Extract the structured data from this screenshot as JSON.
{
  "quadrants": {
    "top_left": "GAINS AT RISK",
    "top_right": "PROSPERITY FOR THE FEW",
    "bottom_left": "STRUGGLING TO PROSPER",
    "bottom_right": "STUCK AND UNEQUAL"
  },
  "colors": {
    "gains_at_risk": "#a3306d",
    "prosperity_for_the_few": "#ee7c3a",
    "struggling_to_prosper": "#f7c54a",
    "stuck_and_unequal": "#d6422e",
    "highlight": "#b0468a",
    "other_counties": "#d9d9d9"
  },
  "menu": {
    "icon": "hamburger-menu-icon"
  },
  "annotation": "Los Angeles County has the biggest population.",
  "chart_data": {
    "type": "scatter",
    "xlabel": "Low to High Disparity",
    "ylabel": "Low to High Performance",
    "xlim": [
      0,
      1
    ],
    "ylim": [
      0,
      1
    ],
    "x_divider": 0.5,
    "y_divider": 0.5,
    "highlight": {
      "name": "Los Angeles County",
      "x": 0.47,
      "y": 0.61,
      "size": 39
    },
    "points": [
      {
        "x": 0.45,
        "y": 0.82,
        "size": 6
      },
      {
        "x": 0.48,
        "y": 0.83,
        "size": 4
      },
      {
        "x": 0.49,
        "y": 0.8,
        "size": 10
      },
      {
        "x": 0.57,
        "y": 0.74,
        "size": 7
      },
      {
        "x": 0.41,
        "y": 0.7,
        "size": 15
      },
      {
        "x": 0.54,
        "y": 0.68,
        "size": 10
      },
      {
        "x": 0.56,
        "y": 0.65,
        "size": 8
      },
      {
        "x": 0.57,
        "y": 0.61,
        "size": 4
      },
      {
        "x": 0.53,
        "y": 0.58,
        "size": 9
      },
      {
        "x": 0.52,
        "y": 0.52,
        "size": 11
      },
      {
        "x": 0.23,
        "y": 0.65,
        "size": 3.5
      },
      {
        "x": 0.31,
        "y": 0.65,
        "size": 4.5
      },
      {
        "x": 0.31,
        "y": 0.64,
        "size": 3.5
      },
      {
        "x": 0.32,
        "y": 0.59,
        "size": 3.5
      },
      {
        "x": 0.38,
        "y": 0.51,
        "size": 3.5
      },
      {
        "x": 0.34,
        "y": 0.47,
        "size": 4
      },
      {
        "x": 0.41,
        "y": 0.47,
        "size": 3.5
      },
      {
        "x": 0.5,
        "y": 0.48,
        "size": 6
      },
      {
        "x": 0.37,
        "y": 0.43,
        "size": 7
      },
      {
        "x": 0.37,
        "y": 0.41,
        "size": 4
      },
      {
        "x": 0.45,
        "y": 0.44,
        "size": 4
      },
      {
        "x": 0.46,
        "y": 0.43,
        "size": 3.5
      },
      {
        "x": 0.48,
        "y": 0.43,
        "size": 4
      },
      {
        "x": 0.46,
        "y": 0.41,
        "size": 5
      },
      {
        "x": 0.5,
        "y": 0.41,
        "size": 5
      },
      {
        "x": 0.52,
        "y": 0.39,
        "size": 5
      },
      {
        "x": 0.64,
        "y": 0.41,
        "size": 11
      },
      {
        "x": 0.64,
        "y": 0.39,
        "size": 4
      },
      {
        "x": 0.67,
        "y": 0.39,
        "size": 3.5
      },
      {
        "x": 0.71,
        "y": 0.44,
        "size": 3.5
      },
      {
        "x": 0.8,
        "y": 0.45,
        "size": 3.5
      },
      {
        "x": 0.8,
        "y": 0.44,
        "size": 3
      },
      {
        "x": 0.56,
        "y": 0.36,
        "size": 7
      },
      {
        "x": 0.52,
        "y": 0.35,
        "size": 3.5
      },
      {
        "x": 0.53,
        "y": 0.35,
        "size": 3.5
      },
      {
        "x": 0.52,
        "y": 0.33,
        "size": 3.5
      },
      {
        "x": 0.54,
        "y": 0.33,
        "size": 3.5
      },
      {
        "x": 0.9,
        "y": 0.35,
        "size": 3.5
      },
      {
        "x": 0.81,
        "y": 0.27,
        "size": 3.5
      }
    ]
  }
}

■ Exercise details
Give an exact repetition of all the material.

■ Completed task
Extract the structured data from this screenshot as JSON.
{
  "quadrants": {
    "top_left": "GAINS AT RISK",
    "top_right": "PROSPERITY FOR THE FEW",
    "bottom_left": "STRUGGLING TO PROSPER",
    "bottom_right": "STUCK AND UNEQUAL"
  },
  "colors": {
    "gains_at_risk": "#a3306d",
    "prosperity_for_the_few": "#ee7c3a",
    "struggling_to_prosper": "#f7c54a",
    "stuck_and_unequal": "#d6422e",
    "highlight": "#b0468a",
    "other_counties": "#d9d9d9"
  },
  "menu": {
    "icon": "hamburger-menu-icon"
  },
  "annotation": "Los Angeles County has the biggest population.",
  "chart_data": {
    "type": "scatter",
    "xlabel": "Low to High Disparity",
    "ylabel": "Low to High Performance",
    "xlim": [
      0,
      1
    ],
    "ylim": [
      0,
      1
    ],
    "x_divider": 0.5,
    "y_divider": 0.5,
    "highlight": {
      "name": "Los Angeles County",
      "x": 0.47,
      "y": 0.61,
      "size": 39
    },
    "points": [
      {
        "x": 0.45,
        "y": 0.82,
        "size": 6
      },
      {
        "x": 0.48,
        "y": 0.83,
        "size": 4
      },
      {
        "x": 0.49,
        "y": 0.8,
        "size": 10
      },
      {
        "x": 0.57,
        "y": 0.74,
        "size": 7
      },
      {
        "x": 0.41,
        "y": 0.7,
        "size": 15
      },
      {
        "x": 0.54,
        "y": 0.68,
        "size": 10
      },
      {
        "x": 0.56,
        "y": 0.65,
        "size": 8
      },
      {
        "x": 0.57,
        "y": 0.61,
        "size": 4
      },
      {
        "x": 0.53,
        "y": 0.58,
        "size": 9
      },
      {
        "x": 0.52,
        "y": 0.52,
        "size": 11
      },
      {
        "x": 0.23,
        "y": 0.65,
        "size": 3.5
      },
      {
        "x": 0.31,
        "y": 0.65,
        "size": 4.5
      },
      {
        "x": 0.31,
        "y": 0.64,
        "size": 3.5
      },
      {
        "x": 0.32,
        "y": 0.59,
        "size": 3.5
      },
      {
        "x": 0.38,
        "y": 0.51,
        "size": 3.5
      },
      {
        "x": 0.34,
        "y": 0.47,
        "size": 4
      },
      {
        "x": 0.41,
        "y": 0.47,
        "size": 3.5
      },
      {
        "x": 0.5,
        "y": 0.48,
        "size": 6
      },
      {
        "x": 0.37,
        "y": 0.43,
        "size": 7
      },
      {
        "x": 0.37,
        "y": 0.41,
        "size": 4
      },
      {
        "x": 0.45,
        "y": 0.44,
        "size": 4
      },
      {
        "x": 0.46,
        "y": 0.43,
        "size": 3.5
      },
      {
        "x": 0.48,
        "y": 0.43,
        "size": 4
      },
      {
        "x": 0.46,
        "y": 0.41,
        "size": 5
      },
      {
        "x": 0.5,
        "y": 0.41,
        "size": 5
      },
      {
        "x": 0.52,
        "y": 0.39,
        "size": 5
      },
      {
        "x": 0.64,
        "y": 0.41,
        "size": 11
      },
      {
        "x": 0.64,
        "y": 0.39,
        "size": 4
      },
      {
        "x": 0.67,
        "y": 0.39,
        "size": 3.5
      },
      {
        "x": 0.71,
        "y": 0.44,
        "size": 3.5
      },
      {
        "x": 0.8,
        "y": 0.45,
        "size": 3.5
      },
      {
        "x": 0.8,
        "y": 0.44,
        "size": 3
      },
      {
        "x": 0.56,
        "y": 0.36,
        "size": 7
      },
      {
        "x": 0.52,
        "y": 0.35,
        "size": 3.5
      },
      {
        "x": 0.53,
        "y": 0.35,
        "size": 3.5
      },
      {
        "x": 0.52,
        "y": 0.33,
        "size": 3.5
      },
      {
        "x": 0.54,
        "y": 0.33,
        "size": 3.5
      },
      {
        "x": 0.9,
        "y": 0.35,
        "size": 3.5
      },
      {
        "x": 0.81,
        "y": 0.27,
        "size": 3.5
      }
    ]
  }
}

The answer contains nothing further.